Excerpts from a figure dataset:
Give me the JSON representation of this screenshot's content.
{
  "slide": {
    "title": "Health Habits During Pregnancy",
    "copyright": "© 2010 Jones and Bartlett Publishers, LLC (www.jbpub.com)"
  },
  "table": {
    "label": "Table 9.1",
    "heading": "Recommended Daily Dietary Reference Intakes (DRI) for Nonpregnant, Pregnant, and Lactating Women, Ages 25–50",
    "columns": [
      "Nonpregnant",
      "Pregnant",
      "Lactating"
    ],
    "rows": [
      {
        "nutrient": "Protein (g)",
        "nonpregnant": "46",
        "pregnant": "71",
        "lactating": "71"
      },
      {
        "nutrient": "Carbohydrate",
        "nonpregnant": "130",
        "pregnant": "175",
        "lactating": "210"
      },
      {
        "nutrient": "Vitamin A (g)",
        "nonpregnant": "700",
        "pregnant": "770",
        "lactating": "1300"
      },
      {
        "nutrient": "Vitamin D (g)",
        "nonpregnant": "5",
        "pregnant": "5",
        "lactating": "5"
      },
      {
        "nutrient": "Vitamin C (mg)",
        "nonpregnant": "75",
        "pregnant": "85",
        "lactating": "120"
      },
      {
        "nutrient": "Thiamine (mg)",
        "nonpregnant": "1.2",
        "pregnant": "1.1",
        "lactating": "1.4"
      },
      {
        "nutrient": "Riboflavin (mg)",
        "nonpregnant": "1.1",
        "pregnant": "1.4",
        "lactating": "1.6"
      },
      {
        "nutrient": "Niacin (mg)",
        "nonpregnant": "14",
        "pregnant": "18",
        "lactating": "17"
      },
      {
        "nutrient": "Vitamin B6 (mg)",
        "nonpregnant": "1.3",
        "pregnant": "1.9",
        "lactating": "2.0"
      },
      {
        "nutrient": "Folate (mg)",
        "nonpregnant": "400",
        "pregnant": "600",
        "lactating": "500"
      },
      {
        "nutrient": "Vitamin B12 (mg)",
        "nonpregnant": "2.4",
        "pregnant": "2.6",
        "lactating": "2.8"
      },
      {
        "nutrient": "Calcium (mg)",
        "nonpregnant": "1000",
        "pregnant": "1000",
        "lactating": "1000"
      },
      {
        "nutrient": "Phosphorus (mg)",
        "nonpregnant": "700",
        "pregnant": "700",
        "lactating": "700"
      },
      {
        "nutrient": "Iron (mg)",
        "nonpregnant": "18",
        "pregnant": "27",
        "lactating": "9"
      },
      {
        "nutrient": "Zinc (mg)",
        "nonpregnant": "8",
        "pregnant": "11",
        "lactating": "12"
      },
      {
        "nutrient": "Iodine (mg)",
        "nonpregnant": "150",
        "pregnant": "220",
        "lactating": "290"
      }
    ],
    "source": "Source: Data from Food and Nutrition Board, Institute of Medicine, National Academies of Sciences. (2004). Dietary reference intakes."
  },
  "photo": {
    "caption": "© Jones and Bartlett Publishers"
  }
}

WHAT IS EXPECTED: Output the data above without altering a line.

SOLUTION TO THIS TASK:
Give me the JSON representation of this screenshot's content.
{
  "slide": {
    "title": "Health Habits During Pregnancy",
    "copyright": "© 2010 Jones and Bartlett Publishers, LLC (www.jbpub.com)"
  },
  "table": {
    "label": "Table 9.1",
    "heading": "Recommended Daily Dietary Reference Intakes (DRI) for Nonpregnant, Pregnant, and Lactating Women, Ages 25–50",
    "columns": [
      "Nonpregnant",
      "Pregnant",
      "Lactating"
    ],
    "rows": [
      {
        "nutrient": "Protein (g)",
        "nonpregnant": "46",
        "pregnant": "71",
        "lactating": "71"
      },
      {
        "nutrient": "Carbohydrate",
        "nonpregnant": "130",
        "pregnant": "175",
        "lactating": "210"
      },
      {
        "nutrient": "Vitamin A (g)",
        "nonpregnant": "700",
        "pregnant": "770",
        "lactating": "1300"
      },
      {
        "nutrient": "Vitamin D (g)",
        "nonpregnant": "5",
        "pregnant": "5",
        "lactating": "5"
      },
      {
        "nutrient": "Vitamin C (mg)",
        "nonpregnant": "75",
        "pregnant": "85",
        "lactating": "120"
      },
      {
        "nutrient": "Thiamine (mg)",
        "nonpregnant": "1.2",
        "pregnant": "1.1",
        "lactating": "1.4"
      },
      {
        "nutrient": "Riboflavin (mg)",
        "nonpregnant": "1.1",
        "pregnant": "1.4",
        "lactating": "1.6"
      },
      {
        "nutrient": "Niacin (mg)",
        "nonpregnant": "14",
        "pregnant": "18",
        "lactating": "17"
      },
      {
        "nutrient": "Vitamin B6 (mg)",
        "nonpregnant": "1.3",
        "pregnant": "1.9",
        "lactating": "2.0"
      },
      {
        "nutrient": "Folate (mg)",
        "nonpregnant": "400",
        "pregnant": "600",
        "lactating": "500"
      },
      {
        "nutrient": "Vitamin B12 (mg)",
        "nonpregnant": "2.4",
        "pregnant": "2.6",
        "lactating": "2.8"
      },
      {
        "nutrient": "Calcium (mg)",
        "nonpregnant": "1000",
        "pregnant": "1000",
        "lactating": "1000"
      },
      {
        "nutrient": "Phosphorus (mg)",
        "nonpregnant": "700",
        "pregnant": "700",
        "lactating": "700"
      },
      {
        "nutrient": "Iron (mg)",
        "nonpregnant": "18",
        "pregnant": "27",
        "lactating": "9"
      },
      {
        "nutrient": "Zinc (mg)",
        "nonpregnant": "8",
        "pregnant": "11",
        "lactating": "12"
      },
      {
        "nutrient": "Iodine (mg)",
        "nonpregnant": "150",
        "pregnant": "220",
        "lactating": "290"
      }
    ],
    "source": "Source: Data from Food and Nutrition Board, Institute of Medicine, National Academies of Sciences. (2004). Dietary reference intakes."
  },
  "photo": {
    "caption": "© Jones and Bartlett Publishers"
  }
}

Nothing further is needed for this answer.